══ Data in this exercise ══

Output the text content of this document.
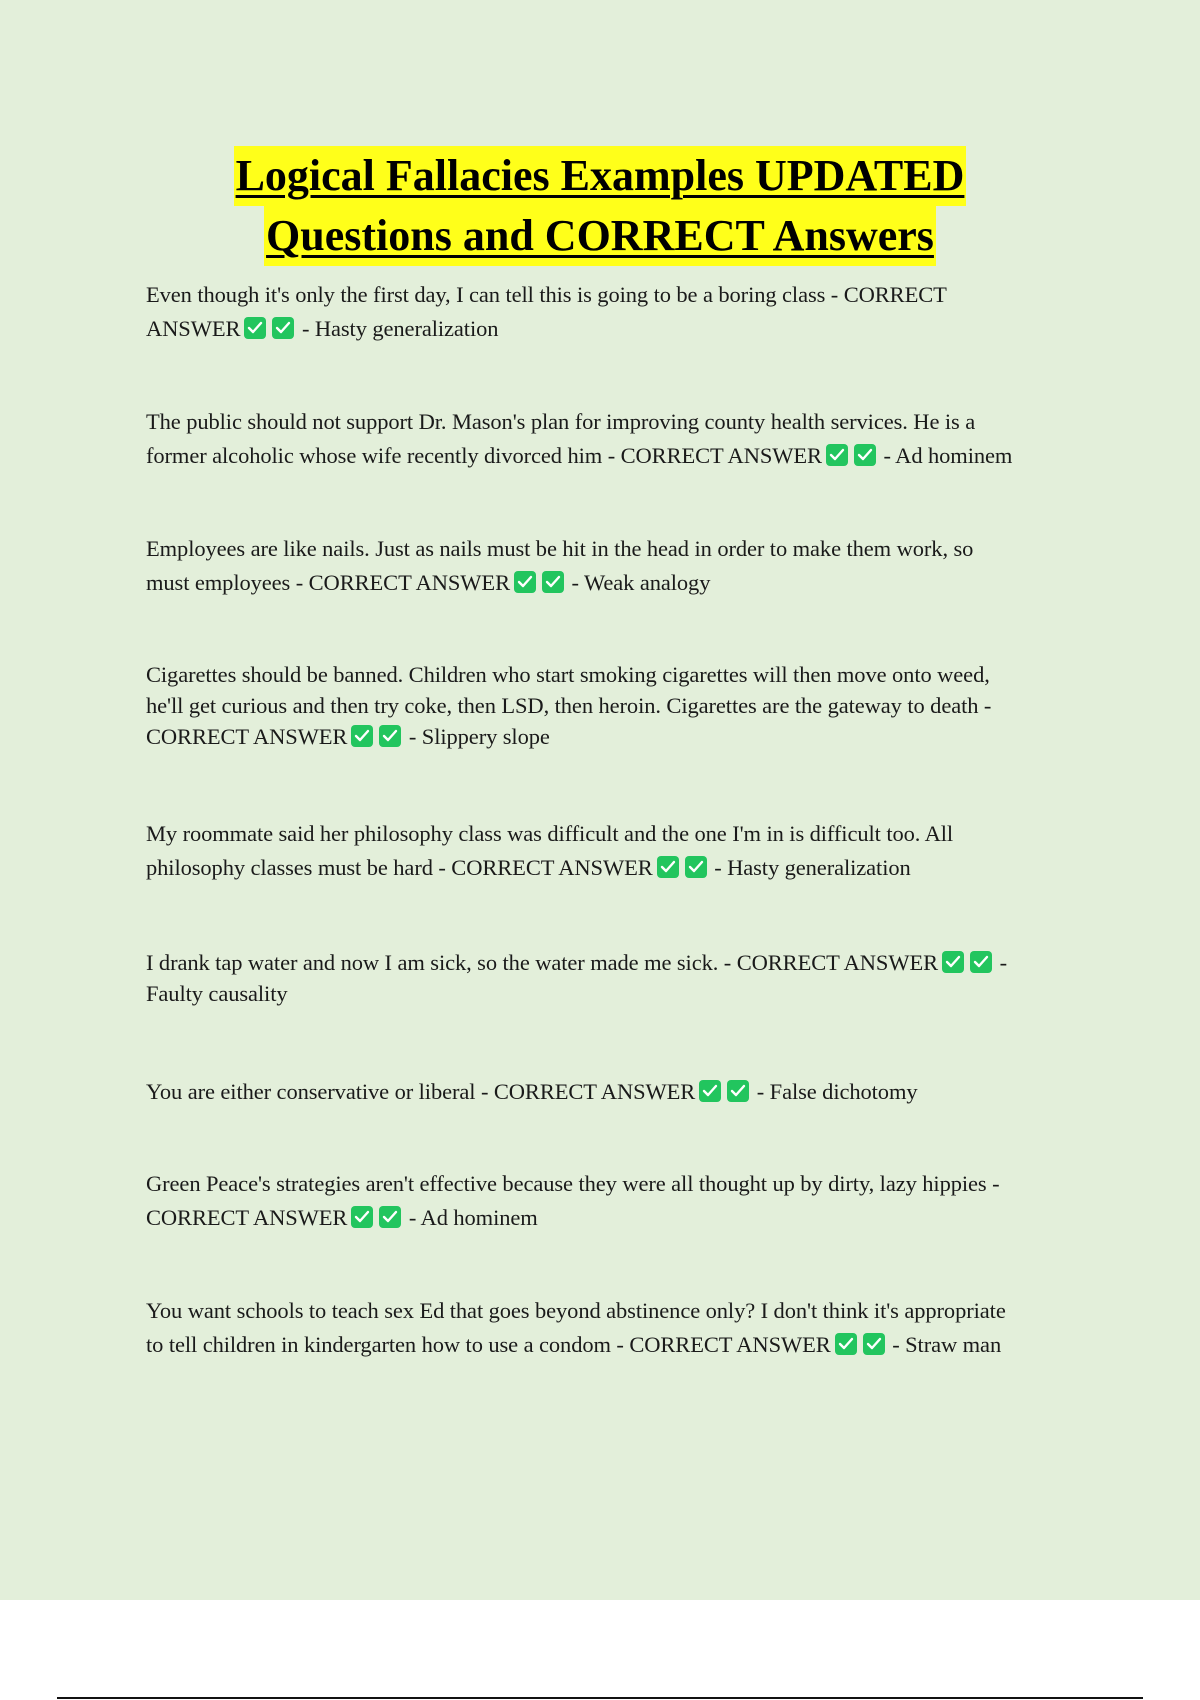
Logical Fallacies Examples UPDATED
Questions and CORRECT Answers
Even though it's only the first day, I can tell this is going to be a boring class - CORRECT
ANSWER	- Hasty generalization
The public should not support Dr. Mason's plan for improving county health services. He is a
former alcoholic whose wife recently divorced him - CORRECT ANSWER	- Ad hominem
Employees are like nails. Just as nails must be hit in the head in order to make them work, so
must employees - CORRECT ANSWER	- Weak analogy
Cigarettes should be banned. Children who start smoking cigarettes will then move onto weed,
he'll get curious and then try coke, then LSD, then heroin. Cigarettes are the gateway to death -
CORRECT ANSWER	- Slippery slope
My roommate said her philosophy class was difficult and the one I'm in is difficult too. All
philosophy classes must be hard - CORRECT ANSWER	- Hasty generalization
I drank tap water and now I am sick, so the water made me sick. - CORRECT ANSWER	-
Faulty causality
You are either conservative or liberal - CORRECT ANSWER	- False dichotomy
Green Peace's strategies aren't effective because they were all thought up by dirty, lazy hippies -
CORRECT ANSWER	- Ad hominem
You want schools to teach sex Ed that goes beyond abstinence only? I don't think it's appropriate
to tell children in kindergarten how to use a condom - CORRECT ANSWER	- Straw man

═══
══ Data in this exercise ══

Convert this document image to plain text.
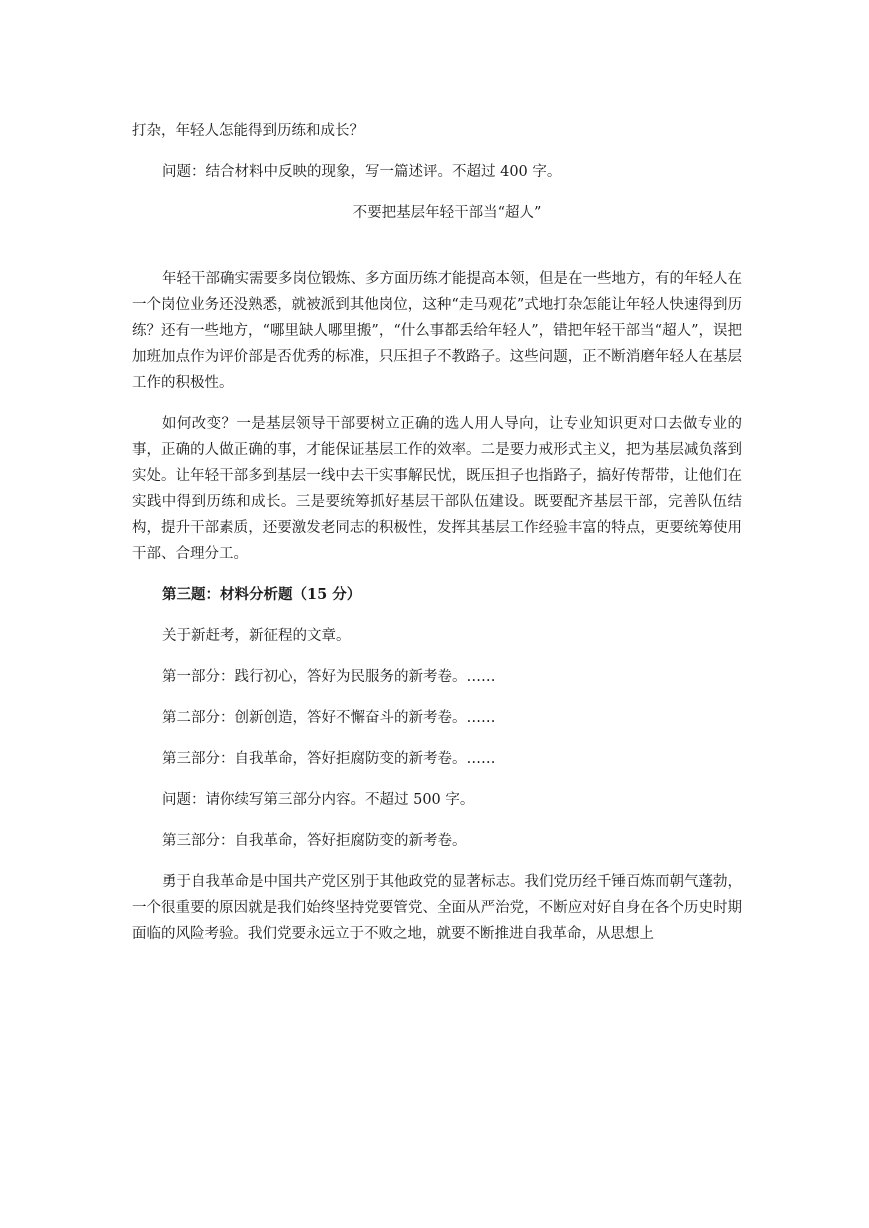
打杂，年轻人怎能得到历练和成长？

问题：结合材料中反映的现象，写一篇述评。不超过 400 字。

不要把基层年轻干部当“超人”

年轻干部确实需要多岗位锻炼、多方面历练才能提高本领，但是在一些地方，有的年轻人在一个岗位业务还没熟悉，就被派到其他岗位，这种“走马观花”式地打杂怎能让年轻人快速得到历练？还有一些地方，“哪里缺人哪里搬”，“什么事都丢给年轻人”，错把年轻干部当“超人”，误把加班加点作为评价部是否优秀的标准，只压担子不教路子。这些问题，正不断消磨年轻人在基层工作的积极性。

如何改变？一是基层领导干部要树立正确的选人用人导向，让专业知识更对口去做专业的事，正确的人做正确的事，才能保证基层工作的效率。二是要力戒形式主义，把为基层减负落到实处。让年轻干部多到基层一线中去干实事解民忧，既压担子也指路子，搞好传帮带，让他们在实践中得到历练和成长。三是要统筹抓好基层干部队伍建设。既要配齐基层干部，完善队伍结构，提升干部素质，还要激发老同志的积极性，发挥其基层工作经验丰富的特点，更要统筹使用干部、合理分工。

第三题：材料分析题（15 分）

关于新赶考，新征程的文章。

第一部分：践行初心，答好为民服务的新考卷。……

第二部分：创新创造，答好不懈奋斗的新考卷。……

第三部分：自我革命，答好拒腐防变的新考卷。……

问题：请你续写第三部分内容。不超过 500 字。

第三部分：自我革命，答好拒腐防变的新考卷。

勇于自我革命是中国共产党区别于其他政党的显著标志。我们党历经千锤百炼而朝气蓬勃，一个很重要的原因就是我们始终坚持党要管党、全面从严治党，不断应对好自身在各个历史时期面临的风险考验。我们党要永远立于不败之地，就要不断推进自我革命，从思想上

═══

**What is expected:** Copy all lines of the listing above that contain the string "philosophy".

**Response for this exercise:**
My roommate said her philosophy class was difficult and the one I'm in is difficult too. All
philosophy classes must be hard - CORRECT ANSWER	- Hasty generalization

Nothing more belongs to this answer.